> [Set task]: The records should be written out in full, with nothing altered.

> [Supplied material]:
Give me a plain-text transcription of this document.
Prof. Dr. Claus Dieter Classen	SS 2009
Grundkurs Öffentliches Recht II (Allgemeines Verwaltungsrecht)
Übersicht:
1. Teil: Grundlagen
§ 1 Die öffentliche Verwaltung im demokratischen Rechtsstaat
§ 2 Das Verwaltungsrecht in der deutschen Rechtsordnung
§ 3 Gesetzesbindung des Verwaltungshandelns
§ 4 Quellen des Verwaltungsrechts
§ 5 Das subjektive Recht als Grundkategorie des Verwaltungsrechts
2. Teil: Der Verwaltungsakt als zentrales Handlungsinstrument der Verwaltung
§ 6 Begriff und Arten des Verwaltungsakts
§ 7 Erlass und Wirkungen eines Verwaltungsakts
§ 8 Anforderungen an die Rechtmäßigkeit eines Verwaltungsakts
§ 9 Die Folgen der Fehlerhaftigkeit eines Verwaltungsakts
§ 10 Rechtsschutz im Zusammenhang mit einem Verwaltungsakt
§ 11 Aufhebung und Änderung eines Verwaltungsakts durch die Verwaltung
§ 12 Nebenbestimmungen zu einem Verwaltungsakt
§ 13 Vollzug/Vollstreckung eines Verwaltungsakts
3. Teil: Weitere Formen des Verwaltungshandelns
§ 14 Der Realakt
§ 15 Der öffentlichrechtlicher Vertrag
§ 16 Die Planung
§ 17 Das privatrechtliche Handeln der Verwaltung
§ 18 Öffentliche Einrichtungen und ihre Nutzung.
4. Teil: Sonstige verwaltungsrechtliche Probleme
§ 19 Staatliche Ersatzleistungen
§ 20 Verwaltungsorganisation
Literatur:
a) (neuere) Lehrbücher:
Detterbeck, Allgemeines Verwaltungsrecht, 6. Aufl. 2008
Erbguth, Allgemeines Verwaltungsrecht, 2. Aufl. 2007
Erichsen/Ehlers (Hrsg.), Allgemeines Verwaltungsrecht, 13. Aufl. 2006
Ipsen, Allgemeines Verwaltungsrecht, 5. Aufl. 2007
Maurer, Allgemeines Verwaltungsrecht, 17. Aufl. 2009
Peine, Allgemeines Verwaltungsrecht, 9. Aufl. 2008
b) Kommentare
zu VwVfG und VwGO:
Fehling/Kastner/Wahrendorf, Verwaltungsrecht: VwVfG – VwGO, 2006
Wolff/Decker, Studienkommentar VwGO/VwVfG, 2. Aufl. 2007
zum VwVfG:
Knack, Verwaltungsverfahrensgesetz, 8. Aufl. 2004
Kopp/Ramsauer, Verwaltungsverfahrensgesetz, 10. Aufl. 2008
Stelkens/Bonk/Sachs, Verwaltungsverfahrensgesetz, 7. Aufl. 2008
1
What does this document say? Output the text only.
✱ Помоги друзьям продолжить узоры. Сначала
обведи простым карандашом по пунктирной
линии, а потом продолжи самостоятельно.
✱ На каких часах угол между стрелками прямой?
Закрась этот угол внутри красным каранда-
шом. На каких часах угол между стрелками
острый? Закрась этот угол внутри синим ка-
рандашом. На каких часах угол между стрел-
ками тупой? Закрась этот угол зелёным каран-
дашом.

> [Solution to the problem]:
Give me a plain-text transcription of this document.
Prof. Dr. Claus Dieter Classen	SS 2009
Grundkurs Öffentliches Recht II (Allgemeines Verwaltungsrecht)
Übersicht:
1. Teil: Grundlagen
§ 1 Die öffentliche Verwaltung im demokratischen Rechtsstaat
§ 2 Das Verwaltungsrecht in der deutschen Rechtsordnung
§ 3 Gesetzesbindung des Verwaltungshandelns
§ 4 Quellen des Verwaltungsrechts
§ 5 Das subjektive Recht als Grundkategorie des Verwaltungsrechts
2. Teil: Der Verwaltungsakt als zentrales Handlungsinstrument der Verwaltung
§ 6 Begriff und Arten des Verwaltungsakts
§ 7 Erlass und Wirkungen eines Verwaltungsakts
§ 8 Anforderungen an die Rechtmäßigkeit eines Verwaltungsakts
§ 9 Die Folgen der Fehlerhaftigkeit eines Verwaltungsakts
§ 10 Rechtsschutz im Zusammenhang mit einem Verwaltungsakt
§ 11 Aufhebung und Änderung eines Verwaltungsakts durch die Verwaltung
§ 12 Nebenbestimmungen zu einem Verwaltungsakt
§ 13 Vollzug/Vollstreckung eines Verwaltungsakts
3. Teil: Weitere Formen des Verwaltungshandelns
§ 14 Der Realakt
§ 15 Der öffentlichrechtlicher Vertrag
§ 16 Die Planung
§ 17 Das privatrechtliche Handeln der Verwaltung
§ 18 Öffentliche Einrichtungen und ihre Nutzung.
4. Teil: Sonstige verwaltungsrechtliche Probleme
§ 19 Staatliche Ersatzleistungen
§ 20 Verwaltungsorganisation
Literatur:
a) (neuere) Lehrbücher:
Detterbeck, Allgemeines Verwaltungsrecht, 6. Aufl. 2008
Erbguth, Allgemeines Verwaltungsrecht, 2. Aufl. 2007
Erichsen/Ehlers (Hrsg.), Allgemeines Verwaltungsrecht, 13. Aufl. 2006
Ipsen, Allgemeines Verwaltungsrecht, 5. Aufl. 2007
Maurer, Allgemeines Verwaltungsrecht, 17. Aufl. 2009
Peine, Allgemeines Verwaltungsrecht, 9. Aufl. 2008
b) Kommentare
zu VwVfG und VwGO:
Fehling/Kastner/Wahrendorf, Verwaltungsrecht: VwVfG – VwGO, 2006
Wolff/Decker, Studienkommentar VwGO/VwVfG, 2. Aufl. 2007
zum VwVfG:
Knack, Verwaltungsverfahrensgesetz, 8. Aufl. 2004
Kopp/Ramsauer, Verwaltungsverfahrensgesetz, 10. Aufl. 2008
Stelkens/Bonk/Sachs, Verwaltungsverfahrensgesetz, 7. Aufl. 2008
1
What does this document say? Output the text only.
✱ Помоги друзьям продолжить узоры. Сначала
обведи простым карандашом по пунктирной
линии, а потом продолжи самостоятельно.
✱ На каких часах угол между стрелками прямой?
Закрась этот угол внутри красным каранда-
шом. На каких часах угол между стрелками
острый? Закрась этот угол внутри синим ка-
рандашом. На каких часах угол между стрел-
ками тупой? Закрась этот угол зелёным каран-
дашом.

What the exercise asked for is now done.